Reproduce each line of the material exactly, minus any picture.

┄┄┄┄┄┄┄┄┄┄┄┄┄┄┄┄┄┄┄┄

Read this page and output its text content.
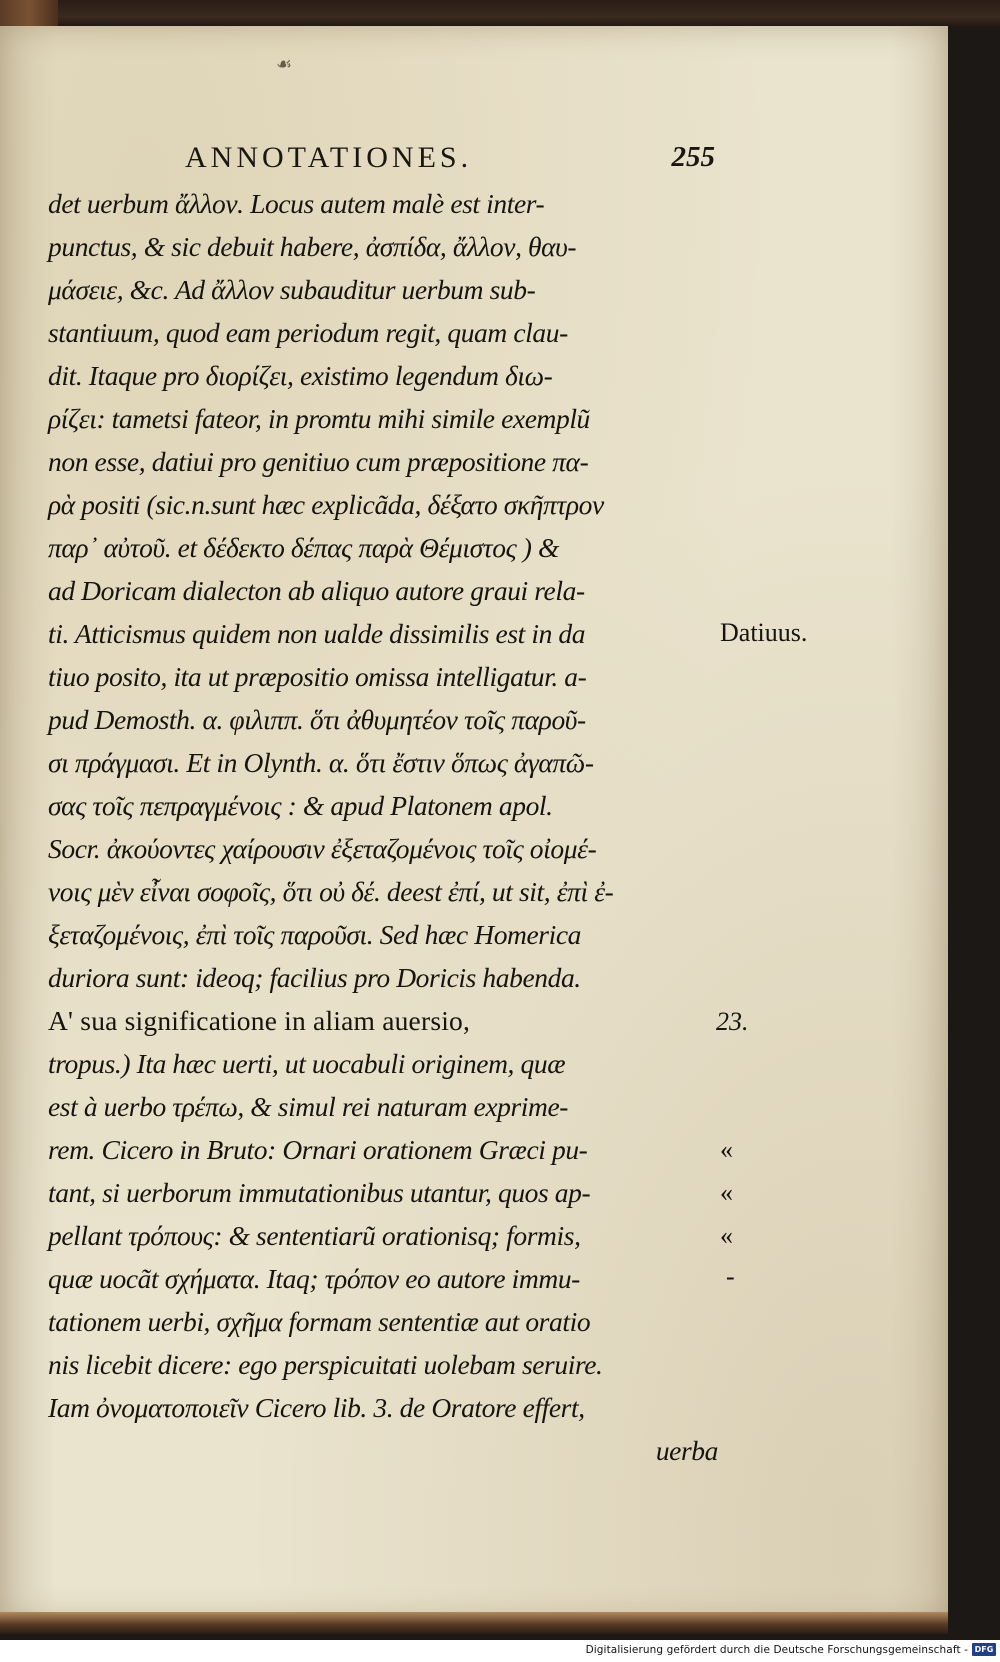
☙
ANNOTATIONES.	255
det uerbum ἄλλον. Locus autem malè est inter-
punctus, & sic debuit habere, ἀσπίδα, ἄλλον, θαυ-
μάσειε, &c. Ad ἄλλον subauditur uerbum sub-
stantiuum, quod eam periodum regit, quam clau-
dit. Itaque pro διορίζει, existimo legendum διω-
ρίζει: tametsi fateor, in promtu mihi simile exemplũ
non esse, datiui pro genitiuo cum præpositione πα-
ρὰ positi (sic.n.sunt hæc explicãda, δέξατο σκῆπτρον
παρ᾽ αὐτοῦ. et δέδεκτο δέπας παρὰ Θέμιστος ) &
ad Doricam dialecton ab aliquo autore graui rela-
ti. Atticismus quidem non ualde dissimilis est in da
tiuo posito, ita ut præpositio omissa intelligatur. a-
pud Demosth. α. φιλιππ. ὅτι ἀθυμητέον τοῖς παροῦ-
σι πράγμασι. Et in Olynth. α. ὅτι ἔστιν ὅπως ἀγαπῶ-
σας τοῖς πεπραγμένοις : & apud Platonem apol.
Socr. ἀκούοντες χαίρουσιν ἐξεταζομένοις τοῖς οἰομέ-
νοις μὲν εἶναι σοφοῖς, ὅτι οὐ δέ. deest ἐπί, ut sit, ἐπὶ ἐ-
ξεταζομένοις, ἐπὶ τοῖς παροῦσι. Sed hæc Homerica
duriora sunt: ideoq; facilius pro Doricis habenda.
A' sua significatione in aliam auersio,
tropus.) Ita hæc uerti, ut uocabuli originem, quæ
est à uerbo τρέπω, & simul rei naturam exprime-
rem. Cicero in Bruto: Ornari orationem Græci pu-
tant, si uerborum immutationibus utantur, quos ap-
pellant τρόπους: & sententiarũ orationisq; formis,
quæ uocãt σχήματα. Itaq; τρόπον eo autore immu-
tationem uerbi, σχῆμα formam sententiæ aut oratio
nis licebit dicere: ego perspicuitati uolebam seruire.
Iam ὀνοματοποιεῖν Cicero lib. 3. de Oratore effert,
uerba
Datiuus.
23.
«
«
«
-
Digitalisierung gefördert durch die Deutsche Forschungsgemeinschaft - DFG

┄┄┄┄┄┄┄┄┄┄┄┄┄┄┄┄┄┄┄┄

— Solution to this problem —
Read this page and output its text content.
☙
ANNOTATIONES.	255
det uerbum ἄλλον. Locus autem malè est inter-
punctus, & sic debuit habere, ἀσπίδα, ἄλλον, θαυ-
μάσειε, &c. Ad ἄλλον subauditur uerbum sub-
stantiuum, quod eam periodum regit, quam clau-
dit. Itaque pro διορίζει, existimo legendum διω-
ρίζει: tametsi fateor, in promtu mihi simile exemplũ
non esse, datiui pro genitiuo cum præpositione πα-
ρὰ positi (sic.n.sunt hæc explicãda, δέξατο σκῆπτρον
παρ᾽ αὐτοῦ. et δέδεκτο δέπας παρὰ Θέμιστος ) &
ad Doricam dialecton ab aliquo autore graui rela-
ti. Atticismus quidem non ualde dissimilis est in da
tiuo posito, ita ut præpositio omissa intelligatur. a-
pud Demosth. α. φιλιππ. ὅτι ἀθυμητέον τοῖς παροῦ-
σι πράγμασι. Et in Olynth. α. ὅτι ἔστιν ὅπως ἀγαπῶ-
σας τοῖς πεπραγμένοις : & apud Platonem apol.
Socr. ἀκούοντες χαίρουσιν ἐξεταζομένοις τοῖς οἰομέ-
νοις μὲν εἶναι σοφοῖς, ὅτι οὐ δέ. deest ἐπί, ut sit, ἐπὶ ἐ-
ξεταζομένοις, ἐπὶ τοῖς παροῦσι. Sed hæc Homerica
duriora sunt: ideoq; facilius pro Doricis habenda.
A' sua significatione in aliam auersio,
tropus.) Ita hæc uerti, ut uocabuli originem, quæ
est à uerbo τρέπω, & simul rei naturam exprime-
rem. Cicero in Bruto: Ornari orationem Græci pu-
tant, si uerborum immutationibus utantur, quos ap-
pellant τρόπους: & sententiarũ orationisq; formis,
quæ uocãt σχήματα. Itaq; τρόπον eo autore immu-
tationem uerbi, σχῆμα formam sententiæ aut oratio
nis licebit dicere: ego perspicuitati uolebam seruire.
Iam ὀνοματοποιεῖν Cicero lib. 3. de Oratore effert,
uerba
Datiuus.
23.
«
«
«
-
Digitalisierung gefördert durch die Deutsche Forschungsgemeinschaft - DFG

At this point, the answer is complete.